▶ Data entries:
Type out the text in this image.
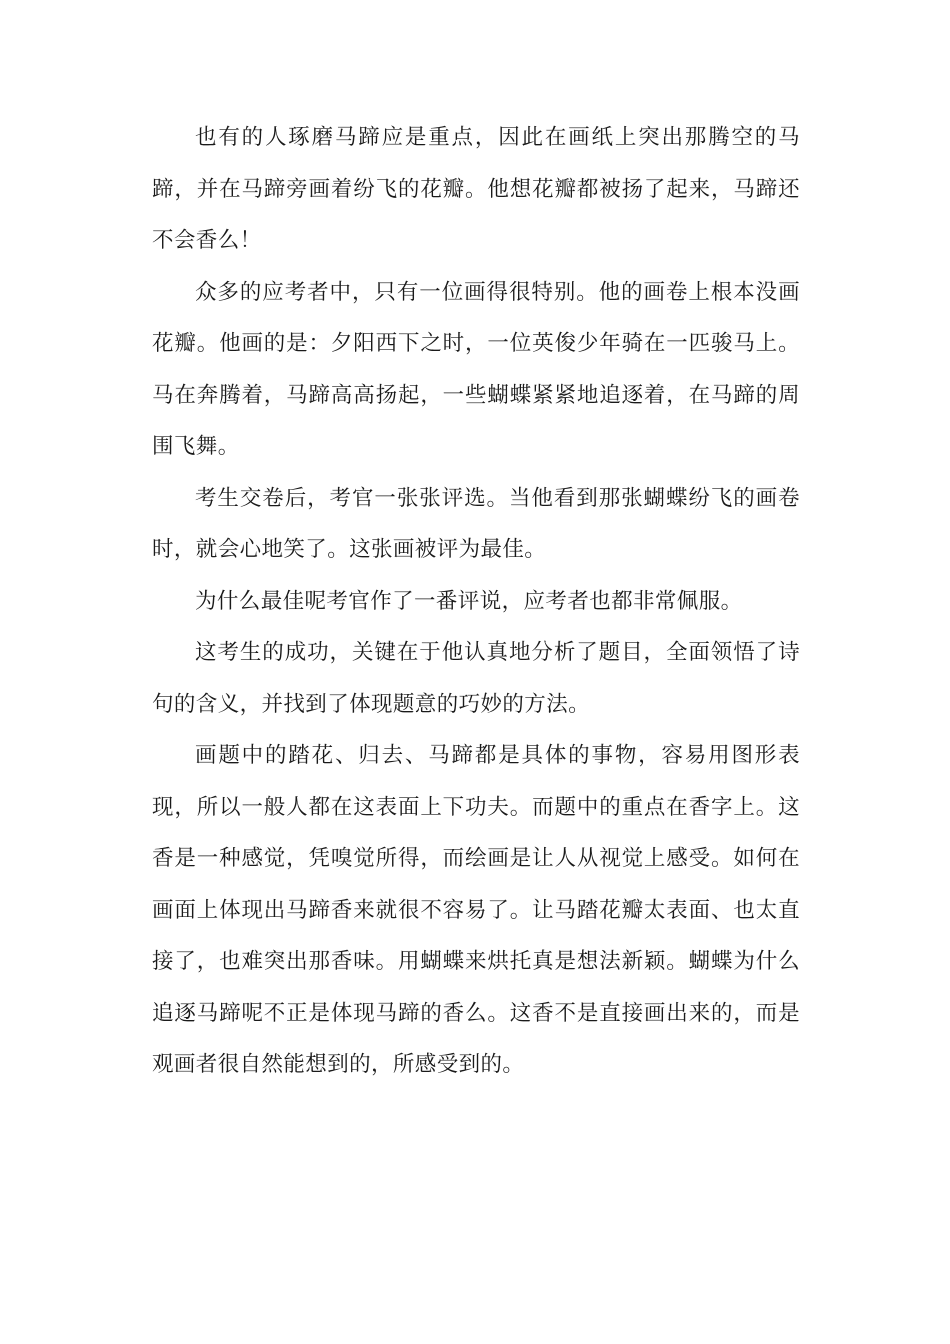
也有的人琢磨马蹄应是重点，因此在画纸上突出那腾空的马
蹄，并在马蹄旁画着纷飞的花瓣。他想花瓣都被扬了起来，马蹄还
不会香么！
众多的应考者中，只有一位画得很特别。他的画卷上根本没画
花瓣。他画的是：夕阳西下之时，一位英俊少年骑在一匹骏马上。
马在奔腾着，马蹄高高扬起，一些蝴蝶紧紧地追逐着，在马蹄的周
围飞舞。
考生交卷后，考官一张张评选。当他看到那张蝴蝶纷飞的画卷
时，就会心地笑了。这张画被评为最佳。
为什么最佳呢考官作了一番评说，应考者也都非常佩服。
这考生的成功，关键在于他认真地分析了题目，全面领悟了诗
句的含义，并找到了体现题意的巧妙的方法。
画题中的踏花、归去、马蹄都是具体的事物，容易用图形表
现，所以一般人都在这表面上下功夫。而题中的重点在香字上。这
香是一种感觉，凭嗅觉所得，而绘画是让人从视觉上感受。如何在
画面上体现出马蹄香来就很不容易了。让马踏花瓣太表面、也太直
接了，也难突出那香味。用蝴蝶来烘托真是想法新颖。蝴蝶为什么
追逐马蹄呢不正是体现马蹄的香么。这香不是直接画出来的，而是
观画者很自然能想到的，所感受到的。
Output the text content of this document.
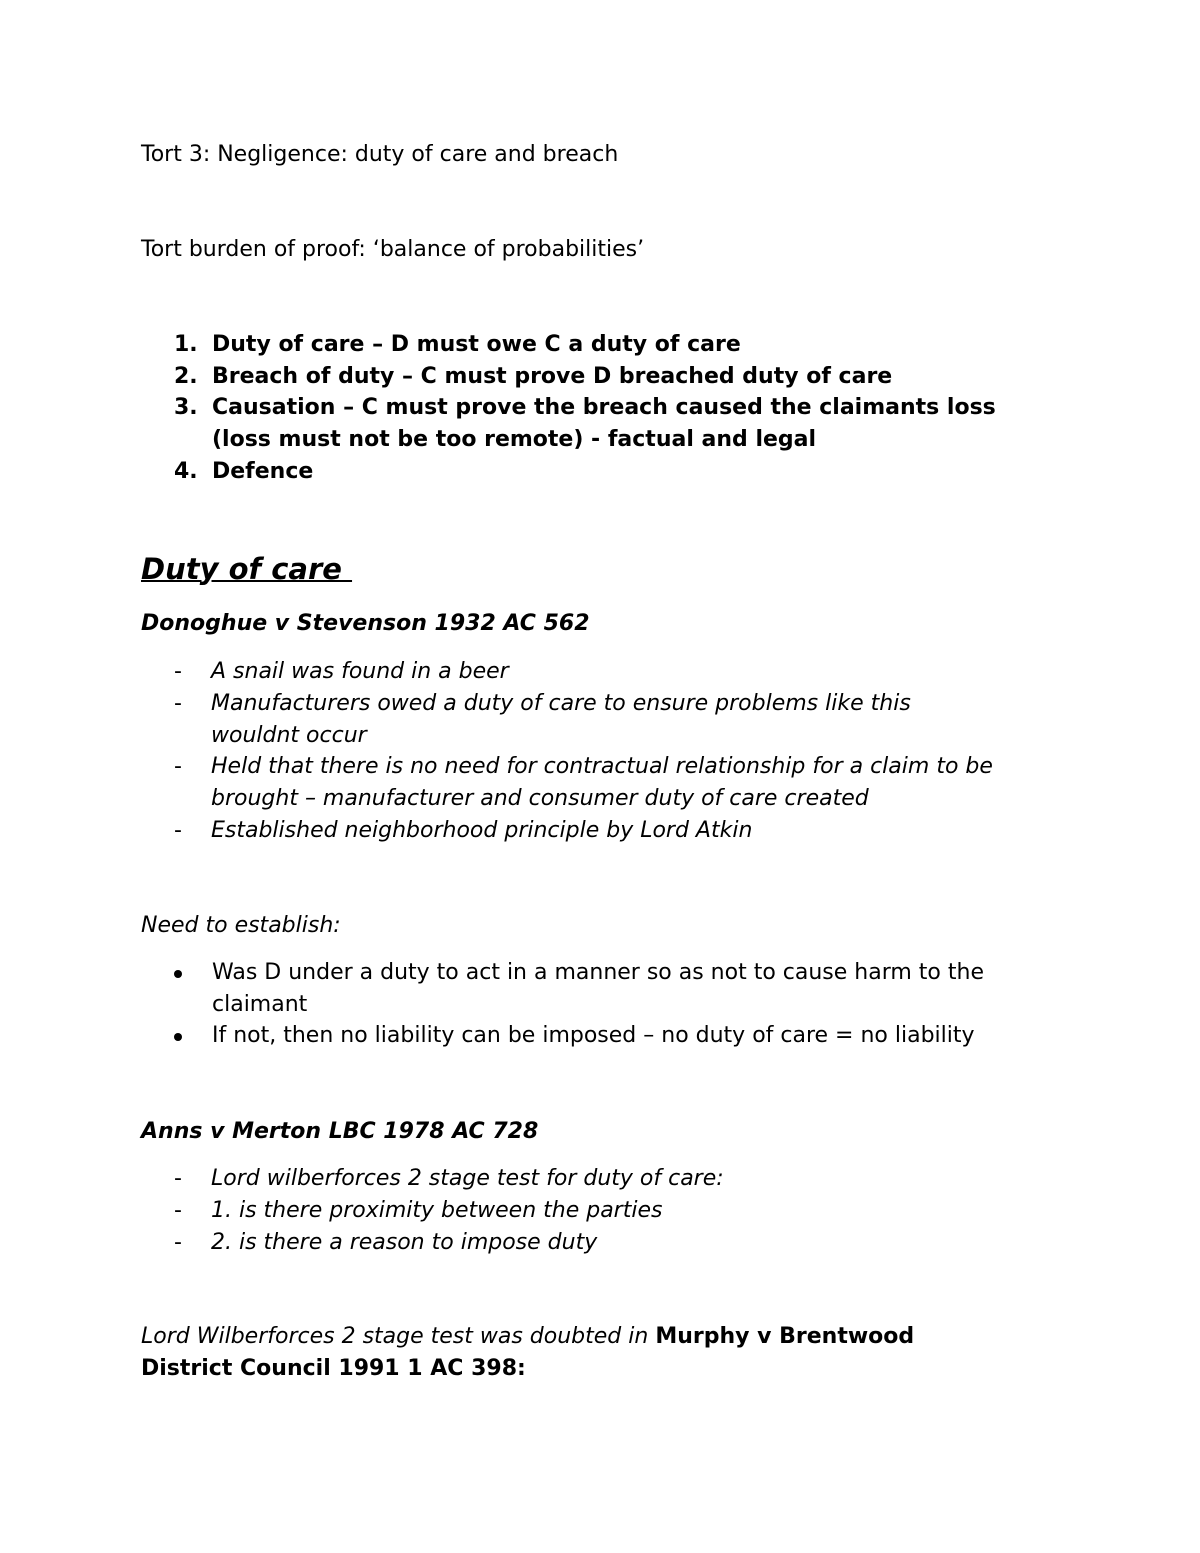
Tort 3: Negligence: duty of care and breach
Tort burden of proof: ‘balance of probabilities’
1. Duty of care – D must owe C a duty of care
2. Breach of duty – C must prove D breached duty of care
3. Causation – C must prove the breach caused the claimants loss
(loss must not be too remote) - factual and legal
4. Defence
Duty of care
Donoghue v Stevenson 1932 AC 562
- A snail was found in a beer
- Manufacturers owed a duty of care to ensure problems like this
wouldnt occur
- Held that there is no need for contractual relationship for a claim to be
brought – manufacturer and consumer duty of care created
- Established neighborhood principle by Lord Atkin
Need to establish:
Was D under a duty to act in a manner so as not to cause harm to the
claimant
If not, then no liability can be imposed – no duty of care = no liability
Anns v Merton LBC 1978 AC 728
- Lord wilberforces 2 stage test for duty of care:
- 1. is there proximity between the parties
- 2. is there a reason to impose duty
Lord Wilberforces 2 stage test was doubted in Murphy v Brentwood
District Council 1991 1 AC 398:
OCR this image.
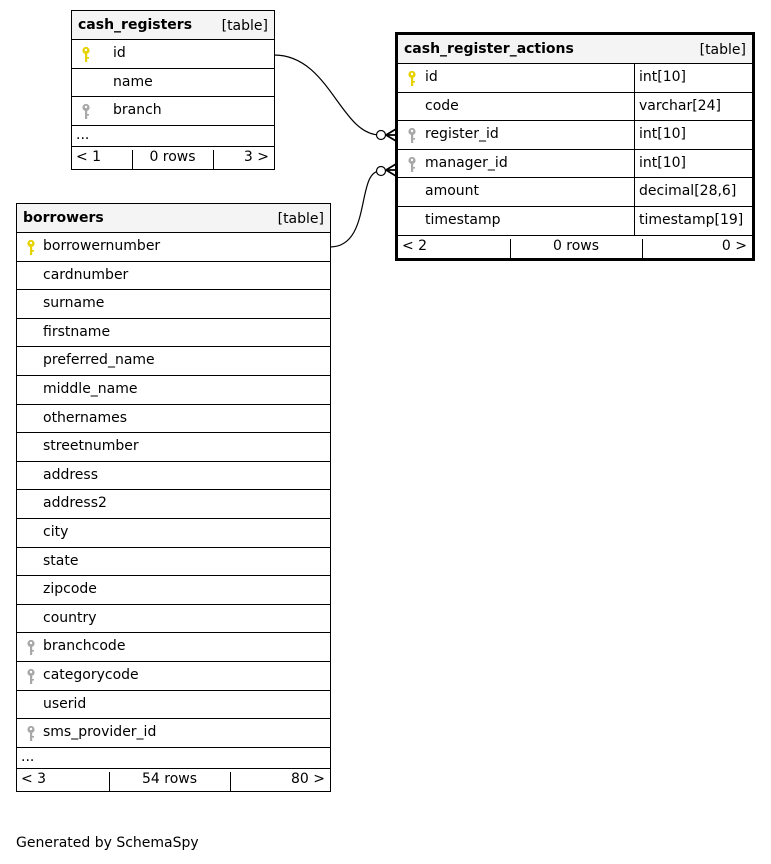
cash_registers [table]
id
name
branch
...
< 1	0 rows	3 >
cash_register_actions	[table]
id	int[10]
code	varchar[24]
register_id	int[10]
manager_id	int[10]
amount	decimal[28,6]
timestamp	timestamp[19]
< 2	0 rows	0 >
borrowers	[table]
borrowernumber
cardnumber
surname
firstname
preferred_name
middle_name
othernames
streetnumber
address
address2
city
state
zipcode
country
branchcode
categorycode
userid
sms_provider_id
...
< 3	54 rows	80 >
Generated by SchemaSpy
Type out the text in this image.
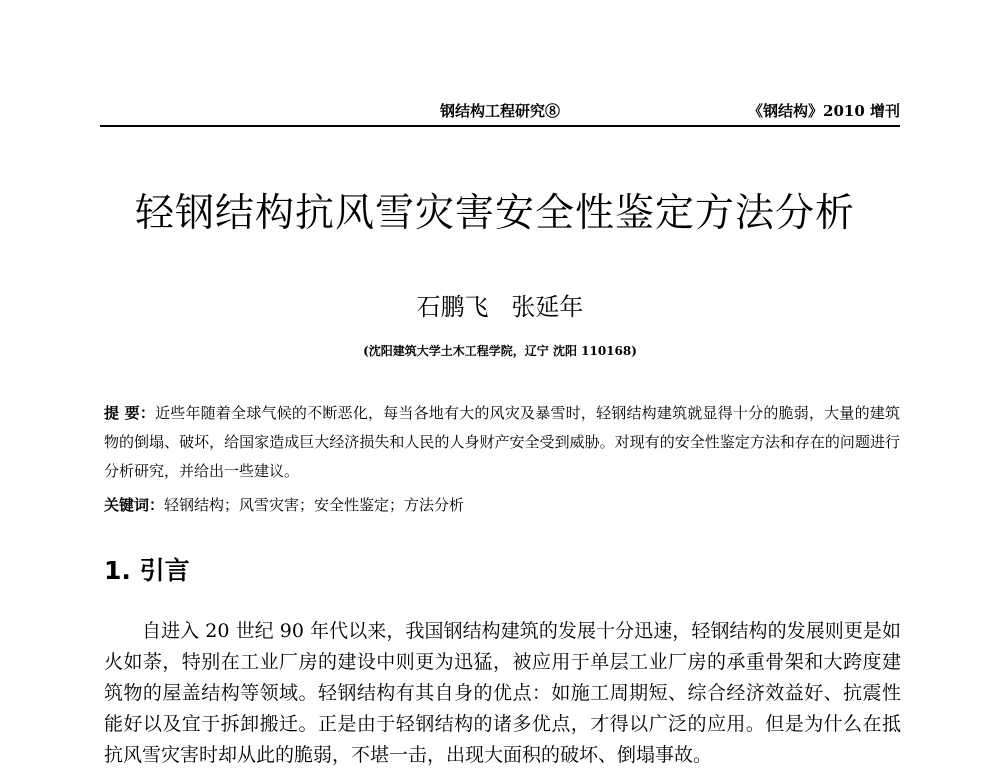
钢结构工程研究⑧	《钢结构》2010 增刊
轻钢结构抗风雪灾害安全性鉴定方法分析
石鹏飞   张延年
(沈阳建筑大学土木工程学院，辽宁 沈阳 110168)
提 要：近些年随着全球气候的不断恶化，每当各地有大的风灾及暴雪时，轻钢结构建筑就显得十分的脆弱，大量的建筑物的倒塌、破坏，给国家造成巨大经济损失和人民的人身财产安全受到威胁。对现有的安全性鉴定方法和存在的问题进行分析研究，并给出一些建议。
关键词：轻钢结构；风雪灾害；安全性鉴定；方法分析
1. 引言
自进入 20 世纪 90 年代以来，我国钢结构建筑的发展十分迅速，轻钢结构的发展则更是如火如荼，特别在工业厂房的建设中则更为迅猛，被应用于单层工业厂房的承重骨架和大跨度建筑物的屋盖结构等领域。轻钢结构有其自身的优点：如施工周期短、综合经济效益好、抗震性能好以及宜于拆卸搬迁。正是由于轻钢结构的诸多优点，才得以广泛的应用。但是为什么在抵抗风雪灾害时却从此的脆弱，不堪一击，出现大面积的破坏、倒塌事故。
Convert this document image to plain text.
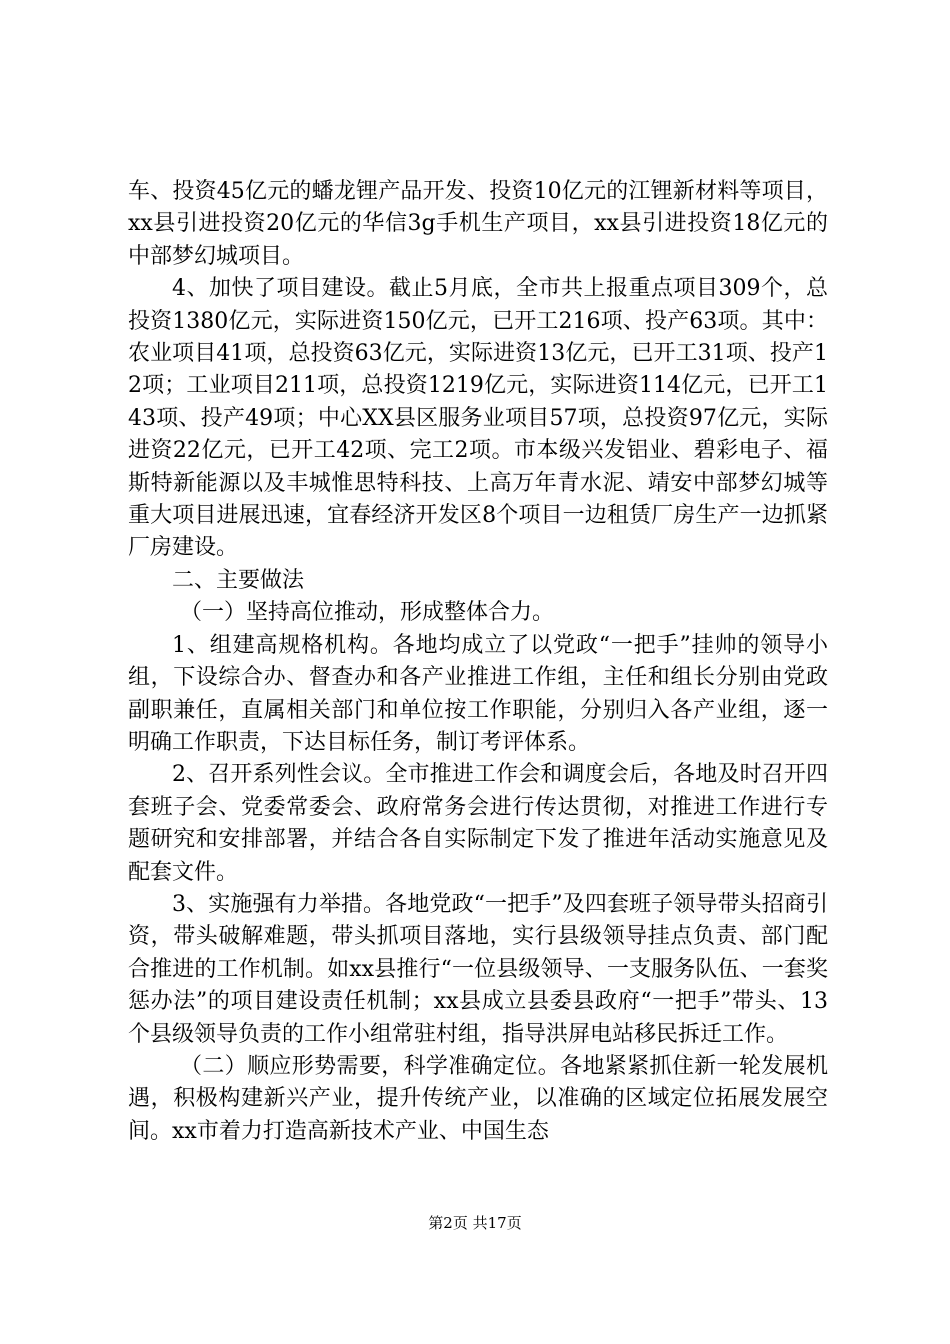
车、投资45亿元的蟠龙锂产品开发、投资10亿元的江锂新材料等项目，xx县引进投资20亿元的华信3g手机生产项目，xx县引进投资18亿元的中部梦幻城项目。

4、加快了项目建设。截止5月底，全市共上报重点项目309个，总投资1380亿元，实际进资150亿元，已开工216项、投产63项。其中：农业项目41项，总投资63亿元，实际进资13亿元，已开工31项、投产12项；工业项目211项，总投资1219亿元，实际进资114亿元，已开工143项、投产49项；中心XX县区服务业项目57项，总投资97亿元，实际进资22亿元，已开工42项、完工2项。市本级兴发铝业、碧彩电子、福斯特新能源以及丰城惟思特科技、上高万年青水泥、靖安中部梦幻城等重大项目进展迅速，宜春经济开发区8个项目一边租赁厂房生产一边抓紧厂房建设。

二、主要做法

（一）坚持高位推动，形成整体合力。

1、组建高规格机构。各地均成立了以党政“一把手”挂帅的领导小组，下设综合办、督查办和各产业推进工作组，主任和组长分别由党政副职兼任，直属相关部门和单位按工作职能，分别归入各产业组，逐一明确工作职责，下达目标任务，制订考评体系。

2、召开系列性会议。全市推进工作会和调度会后，各地及时召开四套班子会、党委常委会、政府常务会进行传达贯彻，对推进工作进行专题研究和安排部署，并结合各自实际制定下发了推进年活动实施意见及配套文件。

3、实施强有力举措。各地党政“一把手”及四套班子领导带头招商引资，带头破解难题，带头抓项目落地，实行县级领导挂点负责、部门配合推进的工作机制。如xx县推行“一位县级领导、一支服务队伍、一套奖惩办法”的项目建设责任机制；xx县成立县委县政府“一把手”带头、13个县级领导负责的工作小组常驻村组，指导洪屏电站移民拆迁工作。

（二）顺应形势需要，科学准确定位。各地紧紧抓住新一轮发展机遇，积极构建新兴产业，提升传统产业，以准确的区域定位拓展发展空间。xx市着力打造高新技术产业、中国生态

第2页 共17页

▶ Short exercise: Print exactly the span of lines that begins with the line containing "Convert this document image to plain text." and ends with the last line of the listing, with no pictures.

▶ Response below:
Convert this document image to plain text.
车、投资45亿元的蟠龙锂产品开发、投资10亿元的江锂新材料等项目，xx县引进投资20亿元的华信3g手机生产项目，xx县引进投资18亿元的中部梦幻城项目。

4、加快了项目建设。截止5月底，全市共上报重点项目309个，总投资1380亿元，实际进资150亿元，已开工216项、投产63项。其中：农业项目41项，总投资63亿元，实际进资13亿元，已开工31项、投产12项；工业项目211项，总投资1219亿元，实际进资114亿元，已开工143项、投产49项；中心XX县区服务业项目57项，总投资97亿元，实际进资22亿元，已开工42项、完工2项。市本级兴发铝业、碧彩电子、福斯特新能源以及丰城惟思特科技、上高万年青水泥、靖安中部梦幻城等重大项目进展迅速，宜春经济开发区8个项目一边租赁厂房生产一边抓紧厂房建设。

二、主要做法

（一）坚持高位推动，形成整体合力。

1、组建高规格机构。各地均成立了以党政“一把手”挂帅的领导小组，下设综合办、督查办和各产业推进工作组，主任和组长分别由党政副职兼任，直属相关部门和单位按工作职能，分别归入各产业组，逐一明确工作职责，下达目标任务，制订考评体系。

2、召开系列性会议。全市推进工作会和调度会后，各地及时召开四套班子会、党委常委会、政府常务会进行传达贯彻，对推进工作进行专题研究和安排部署，并结合各自实际制定下发了推进年活动实施意见及配套文件。

3、实施强有力举措。各地党政“一把手”及四套班子领导带头招商引资，带头破解难题，带头抓项目落地，实行县级领导挂点负责、部门配合推进的工作机制。如xx县推行“一位县级领导、一支服务队伍、一套奖惩办法”的项目建设责任机制；xx县成立县委县政府“一把手”带头、13个县级领导负责的工作小组常驻村组，指导洪屏电站移民拆迁工作。

（二）顺应形势需要，科学准确定位。各地紧紧抓住新一轮发展机遇，积极构建新兴产业，提升传统产业，以准确的区域定位拓展发展空间。xx市着力打造高新技术产业、中国生态

第2页 共17页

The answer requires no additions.